**Aim**: Pictures stay out of your copy, but everything else in the records below must be repeated exactly.

**Provided data**:
=-=-=-=-=

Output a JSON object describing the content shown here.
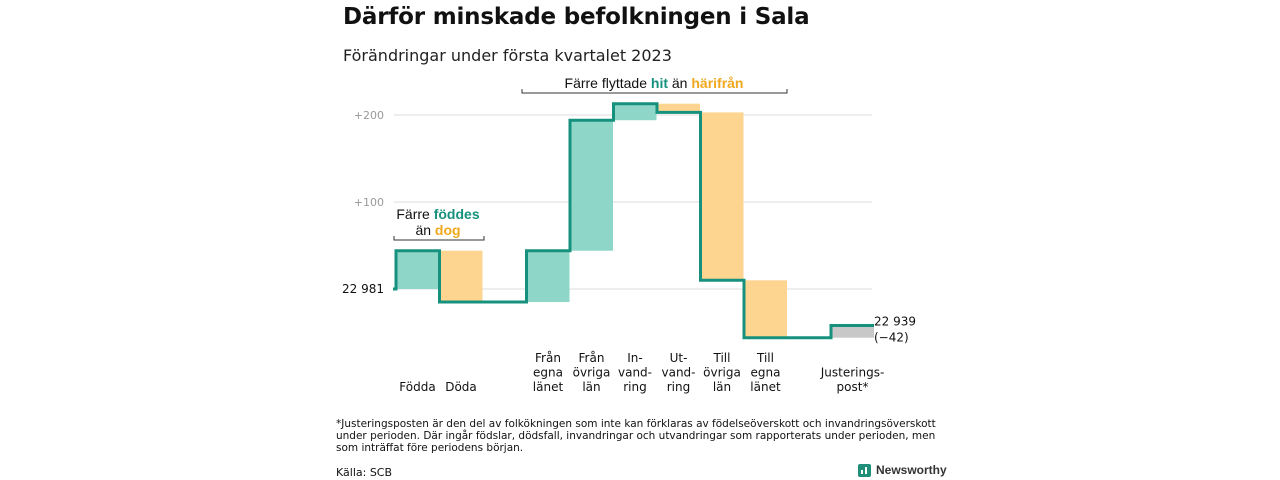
{
  "chart_data": {
    "type": "waterfall",
    "title": "Därför minskade befolkningen i Sala",
    "subtitle": "Förändringar under första kvartalet 2023",
    "start_value": 22981,
    "start_label": "22 981",
    "end_label_value": "22 939",
    "end_label_change": "(−42)",
    "yticks": [
      {
        "offset": 100,
        "label": "+100"
      },
      {
        "offset": 200,
        "label": "+200"
      }
    ],
    "categories": [
      {
        "lines": [
          "Födda"
        ],
        "change": 44,
        "kind": "in"
      },
      {
        "lines": [
          "Döda"
        ],
        "change": -59,
        "kind": "out"
      },
      {
        "lines": [
          "Från",
          "egna",
          "länet"
        ],
        "change": 59,
        "kind": "in"
      },
      {
        "lines": [
          "Från",
          "övriga",
          "län"
        ],
        "change": 150,
        "kind": "in"
      },
      {
        "lines": [
          "In-",
          "vand-",
          "ring"
        ],
        "change": 19,
        "kind": "in"
      },
      {
        "lines": [
          "Ut-",
          "vand-",
          "ring"
        ],
        "change": -10,
        "kind": "out"
      },
      {
        "lines": [
          "Till",
          "övriga",
          "län"
        ],
        "change": -193,
        "kind": "out"
      },
      {
        "lines": [
          "Till",
          "egna",
          "länet"
        ],
        "change": -66,
        "kind": "out"
      },
      {
        "lines": [
          "Justerings-",
          "post*"
        ],
        "change": 14,
        "kind": "adjust"
      }
    ],
    "annotations": {
      "births": {
        "pre": "Färre ",
        "hl1": "föddes",
        "line2_pre": "än ",
        "hl2": "dog"
      },
      "migration": {
        "pre": "Färre flyttade ",
        "hl1": "hit",
        "mid": " än ",
        "hl2": "härifrån"
      }
    },
    "colors": {
      "in": "#8ed6c8",
      "out": "#fdd591",
      "adjust": "#c8c8c8",
      "line": "#16917d",
      "hl_teal": "#16917d",
      "hl_orange": "#f0a81e",
      "grid": "#dddddd"
    }
  },
  "footnote": "*Justeringsposten är den del av folkökningen som inte kan förklaras av födelseöverskott och invandringsöverskott under perioden. Där ingår födslar, dödsfall, invandringar och utvandringar som rapporterats under perioden, men som inträffat före periodens början.",
  "source": "Källa: SCB",
  "brand": "Newsworthy"
}
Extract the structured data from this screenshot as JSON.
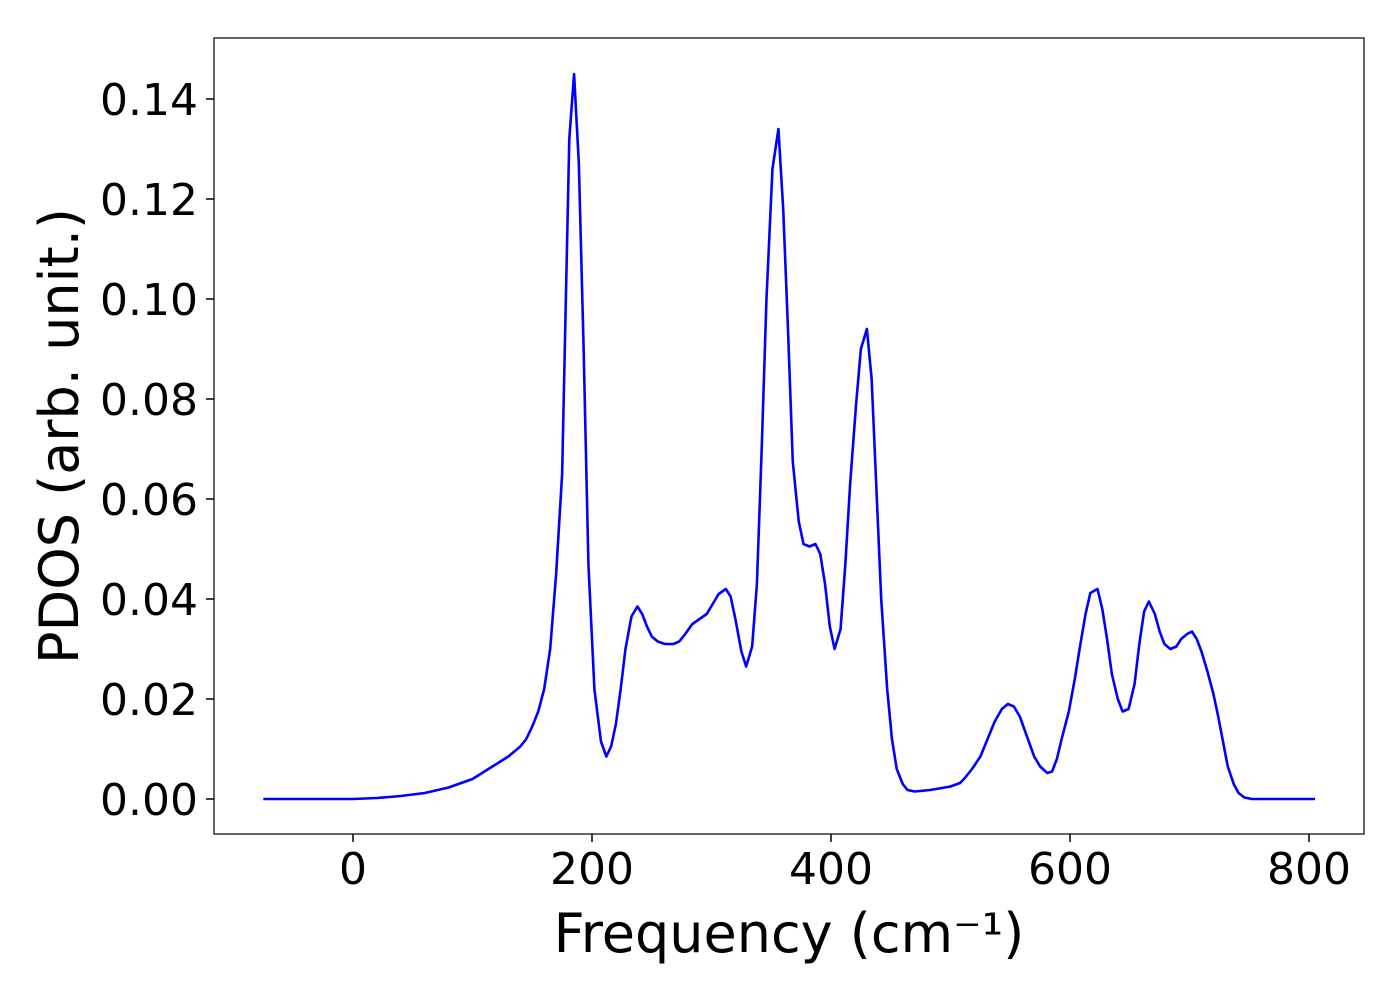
{
  "chart_data": {
    "type": "line",
    "xlabel": "Frequency (cm⁻¹)",
    "ylabel": "PDOS (arb. unit.)",
    "x": [
      -75,
      0,
      20,
      40,
      60,
      80,
      100,
      110,
      120,
      130,
      140,
      145,
      150,
      155,
      160,
      165,
      170,
      175,
      181,
      185,
      189,
      193,
      197,
      202,
      207.5,
      212,
      216,
      220,
      224,
      228,
      233,
      238,
      242,
      246,
      250,
      255,
      261,
      268,
      273,
      278,
      284,
      290,
      296,
      301,
      306,
      312,
      316,
      320,
      325,
      329,
      334,
      338,
      342,
      346,
      351,
      356,
      360,
      364,
      368,
      373,
      377,
      382,
      387,
      391,
      395,
      399,
      403,
      408,
      412,
      416,
      421,
      425,
      430,
      434,
      438,
      442,
      447,
      451,
      455,
      460,
      464,
      470,
      483,
      500,
      508,
      512,
      518,
      525,
      531,
      537,
      543,
      548,
      553,
      558,
      564,
      570,
      575,
      581,
      585,
      589,
      593,
      599,
      604,
      608,
      613,
      617,
      623,
      627,
      631,
      635,
      640,
      644,
      649,
      654,
      658,
      662,
      666,
      671,
      675,
      679,
      684,
      689,
      693,
      698,
      702,
      706,
      710,
      715,
      720,
      724,
      728,
      732,
      737,
      741,
      746,
      752,
      767,
      805
    ],
    "series": [
      {
        "name": "PDOS",
        "color": "#0000ff",
        "values": [
          0,
          0,
          0.0002,
          0.0006,
          0.0012,
          0.0023,
          0.004,
          0.0055,
          0.007,
          0.0085,
          0.0105,
          0.012,
          0.0145,
          0.0175,
          0.022,
          0.03,
          0.045,
          0.065,
          0.132,
          0.145,
          0.127,
          0.09,
          0.047,
          0.022,
          0.0115,
          0.0085,
          0.0105,
          0.015,
          0.022,
          0.03,
          0.0365,
          0.0385,
          0.037,
          0.0345,
          0.0325,
          0.0315,
          0.031,
          0.031,
          0.0315,
          0.033,
          0.035,
          0.036,
          0.037,
          0.039,
          0.041,
          0.042,
          0.0405,
          0.036,
          0.0295,
          0.0265,
          0.0305,
          0.043,
          0.07,
          0.1,
          0.126,
          0.134,
          0.118,
          0.094,
          0.0675,
          0.0555,
          0.051,
          0.0505,
          0.051,
          0.049,
          0.043,
          0.0345,
          0.03,
          0.034,
          0.047,
          0.063,
          0.079,
          0.09,
          0.094,
          0.084,
          0.062,
          0.04,
          0.022,
          0.012,
          0.006,
          0.003,
          0.0018,
          0.0015,
          0.0018,
          0.0025,
          0.0032,
          0.0042,
          0.006,
          0.0085,
          0.012,
          0.0155,
          0.018,
          0.019,
          0.0185,
          0.0165,
          0.0125,
          0.0085,
          0.0065,
          0.0052,
          0.0055,
          0.008,
          0.012,
          0.0175,
          0.024,
          0.03,
          0.037,
          0.0412,
          0.042,
          0.038,
          0.032,
          0.025,
          0.02,
          0.0175,
          0.018,
          0.023,
          0.031,
          0.0375,
          0.0395,
          0.037,
          0.0335,
          0.031,
          0.03,
          0.0305,
          0.032,
          0.033,
          0.0335,
          0.032,
          0.0295,
          0.0255,
          0.021,
          0.0165,
          0.0115,
          0.0065,
          0.003,
          0.0012,
          0.0003,
          0,
          0,
          0
        ]
      }
    ],
    "xlim": [
      -116.3,
      846
    ],
    "ylim": [
      -0.007,
      0.1522
    ],
    "xticks": [
      0,
      200,
      400,
      600,
      800
    ],
    "yticks": [
      {
        "value": 0,
        "label": "0.00"
      },
      {
        "value": 0.02,
        "label": "0.02"
      },
      {
        "value": 0.04,
        "label": "0.04"
      },
      {
        "value": 0.06,
        "label": "0.06"
      },
      {
        "value": 0.08,
        "label": "0.08"
      },
      {
        "value": 0.1,
        "label": "0.10"
      },
      {
        "value": 0.12,
        "label": "0.12"
      },
      {
        "value": 0.14,
        "label": "0.14"
      }
    ],
    "grid": false
  }
}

=-=-=-=-=

**Reply**:
Output a JSON object describing the content shown here.
{
  "chart_data": {
    "type": "waterfall",
    "title": "Därför minskade befolkningen i Sala",
    "subtitle": "Förändringar under första kvartalet 2023",
    "start_value": 22981,
    "start_label": "22 981",
    "end_label_value": "22 939",
    "end_label_change": "(−42)",
    "yticks": [
      {
        "offset": 100,
        "label": "+100"
      },
      {
        "offset": 200,
        "label": "+200"
      }
    ],
    "categories": [
      {
        "lines": [
          "Födda"
        ],
        "change": 44,
        "kind": "in"
      },
      {
        "lines": [
          "Döda"
        ],
        "change": -59,
        "kind": "out"
      },
      {
        "lines": [
          "Från",
          "egna",
          "länet"
        ],
        "change": 59,
        "kind": "in"
      },
      {
        "lines": [
          "Från",
          "övriga",
          "län"
        ],
        "change": 150,
        "kind": "in"
      },
      {
        "lines": [
          "In-",
          "vand-",
          "ring"
        ],
        "change": 19,
        "kind": "in"
      },
      {
        "lines": [
          "Ut-",
          "vand-",
          "ring"
        ],
        "change": -10,
        "kind": "out"
      },
      {
        "lines": [
          "Till",
          "övriga",
          "län"
        ],
        "change": -193,
        "kind": "out"
      },
      {
        "lines": [
          "Till",
          "egna",
          "länet"
        ],
        "change": -66,
        "kind": "out"
      },
      {
        "lines": [
          "Justerings-",
          "post*"
        ],
        "change": 14,
        "kind": "adjust"
      }
    ],
    "annotations": {
      "births": {
        "pre": "Färre ",
        "hl1": "föddes",
        "line2_pre": "än ",
        "hl2": "dog"
      },
      "migration": {
        "pre": "Färre flyttade ",
        "hl1": "hit",
        "mid": " än ",
        "hl2": "härifrån"
      }
    },
    "colors": {
      "in": "#8ed6c8",
      "out": "#fdd591",
      "adjust": "#c8c8c8",
      "line": "#16917d",
      "hl_teal": "#16917d",
      "hl_orange": "#f0a81e",
      "grid": "#dddddd"
    }
  },
  "footnote": "*Justeringsposten är den del av folkökningen som inte kan förklaras av födelseöverskott och invandringsöverskott under perioden. Där ingår födslar, dödsfall, invandringar och utvandringar som rapporterats under perioden, men som inträffat före periodens början.",
  "source": "Källa: SCB",
  "brand": "Newsworthy"
}
Extract the structured data from this screenshot as JSON.
{
  "chart_data": {
    "type": "line",
    "xlabel": "Frequency (cm⁻¹)",
    "ylabel": "PDOS (arb. unit.)",
    "x": [
      -75,
      0,
      20,
      40,
      60,
      80,
      100,
      110,
      120,
      130,
      140,
      145,
      150,
      155,
      160,
      165,
      170,
      175,
      181,
      185,
      189,
      193,
      197,
      202,
      207.5,
      212,
      216,
      220,
      224,
      228,
      233,
      238,
      242,
      246,
      250,
      255,
      261,
      268,
      273,
      278,
      284,
      290,
      296,
      301,
      306,
      312,
      316,
      320,
      325,
      329,
      334,
      338,
      342,
      346,
      351,
      356,
      360,
      364,
      368,
      373,
      377,
      382,
      387,
      391,
      395,
      399,
      403,
      408,
      412,
      416,
      421,
      425,
      430,
      434,
      438,
      442,
      447,
      451,
      455,
      460,
      464,
      470,
      483,
      500,
      508,
      512,
      518,
      525,
      531,
      537,
      543,
      548,
      553,
      558,
      564,
      570,
      575,
      581,
      585,
      589,
      593,
      599,
      604,
      608,
      613,
      617,
      623,
      627,
      631,
      635,
      640,
      644,
      649,
      654,
      658,
      662,
      666,
      671,
      675,
      679,
      684,
      689,
      693,
      698,
      702,
      706,
      710,
      715,
      720,
      724,
      728,
      732,
      737,
      741,
      746,
      752,
      767,
      805
    ],
    "series": [
      {
        "name": "PDOS",
        "color": "#0000ff",
        "values": [
          0,
          0,
          0.0002,
          0.0006,
          0.0012,
          0.0023,
          0.004,
          0.0055,
          0.007,
          0.0085,
          0.0105,
          0.012,
          0.0145,
          0.0175,
          0.022,
          0.03,
          0.045,
          0.065,
          0.132,
          0.145,
          0.127,
          0.09,
          0.047,
          0.022,
          0.0115,
          0.0085,
          0.0105,
          0.015,
          0.022,
          0.03,
          0.0365,
          0.0385,
          0.037,
          0.0345,
          0.0325,
          0.0315,
          0.031,
          0.031,
          0.0315,
          0.033,
          0.035,
          0.036,
          0.037,
          0.039,
          0.041,
          0.042,
          0.0405,
          0.036,
          0.0295,
          0.0265,
          0.0305,
          0.043,
          0.07,
          0.1,
          0.126,
          0.134,
          0.118,
          0.094,
          0.0675,
          0.0555,
          0.051,
          0.0505,
          0.051,
          0.049,
          0.043,
          0.0345,
          0.03,
          0.034,
          0.047,
          0.063,
          0.079,
          0.09,
          0.094,
          0.084,
          0.062,
          0.04,
          0.022,
          0.012,
          0.006,
          0.003,
          0.0018,
          0.0015,
          0.0018,
          0.0025,
          0.0032,
          0.0042,
          0.006,
          0.0085,
          0.012,
          0.0155,
          0.018,
          0.019,
          0.0185,
          0.0165,
          0.0125,
          0.0085,
          0.0065,
          0.0052,
          0.0055,
          0.008,
          0.012,
          0.0175,
          0.024,
          0.03,
          0.037,
          0.0412,
          0.042,
          0.038,
          0.032,
          0.025,
          0.02,
          0.0175,
          0.018,
          0.023,
          0.031,
          0.0375,
          0.0395,
          0.037,
          0.0335,
          0.031,
          0.03,
          0.0305,
          0.032,
          0.033,
          0.0335,
          0.032,
          0.0295,
          0.0255,
          0.021,
          0.0165,
          0.0115,
          0.0065,
          0.003,
          0.0012,
          0.0003,
          0,
          0,
          0
        ]
      }
    ],
    "xlim": [
      -116.3,
      846
    ],
    "ylim": [
      -0.007,
      0.1522
    ],
    "xticks": [
      0,
      200,
      400,
      600,
      800
    ],
    "yticks": [
      {
        "value": 0,
        "label": "0.00"
      },
      {
        "value": 0.02,
        "label": "0.02"
      },
      {
        "value": 0.04,
        "label": "0.04"
      },
      {
        "value": 0.06,
        "label": "0.06"
      },
      {
        "value": 0.08,
        "label": "0.08"
      },
      {
        "value": 0.1,
        "label": "0.10"
      },
      {
        "value": 0.12,
        "label": "0.12"
      },
      {
        "value": 0.14,
        "label": "0.14"
      }
    ],
    "grid": false
  }
}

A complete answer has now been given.